** Begin PROVIDED MATERIAL **
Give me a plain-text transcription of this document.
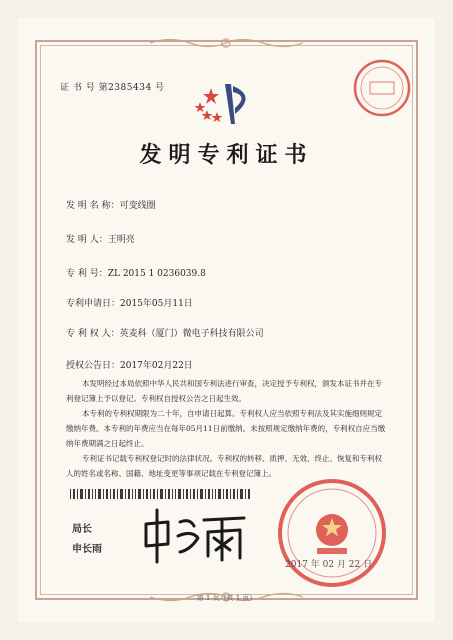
证 书 号 第2385434 号
发明专利证书
发 明 名 称：可变线圈
发 明 人：王明亮
专 利 号：ZL 2015 1 0236039.8
专利申请日：2015年05月11日
专 利 权 人：英麦科（厦门）微电子科技有限公司
授权公告日：2017年02月22日
本发明经过本局依照中华人民共和国专利法进行审查，决定授予专利权，颁发本证书并在专利登记簿上予以登记。专利权自授权公告之日起生效。
本专利的专利权期限为二十年，自申请日起算。专利权人应当依照专利法及其实施细则规定缴纳年费。本专利的年费应当在每年05月11日前缴纳。未按照规定缴纳年费的，专利权自应当缴纳年费期满之日起终止。
专利证书记载专利权登记时的法律状况。专利权的转移、质押、无效、终止、恢复和专利权人的姓名或名称、国籍、地址变更等事项记载在专利登记簿上。
局长
申长雨
2017 年 02 月 22 日
第 1 页（共 1 页）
** End PROVIDED MATERIAL **
_DIRECTION:_
Each entry gets copied exactly; the pictures stay out.

_FINISHED ANSWER:_
Give me a plain-text transcription of this document.
证 书 号 第2385434 号
发明专利证书
发 明 名 称：可变线圈
发 明 人：王明亮
专 利 号：ZL 2015 1 0236039.8
专利申请日：2015年05月11日
专 利 权 人：英麦科（厦门）微电子科技有限公司
授权公告日：2017年02月22日
本发明经过本局依照中华人民共和国专利法进行审查，决定授予专利权，颁发本证书并在专利登记簿上予以登记。专利权自授权公告之日起生效。
本专利的专利权期限为二十年，自申请日起算。专利权人应当依照专利法及其实施细则规定缴纳年费。本专利的年费应当在每年05月11日前缴纳。未按照规定缴纳年费的，专利权自应当缴纳年费期满之日起终止。
专利证书记载专利权登记时的法律状况。专利权的转移、质押、无效、终止、恢复和专利权人的姓名或名称、国籍、地址变更等事项记载在专利登记簿上。
局长
申长雨
2017 年 02 月 22 日
第 1 页（共 1 页）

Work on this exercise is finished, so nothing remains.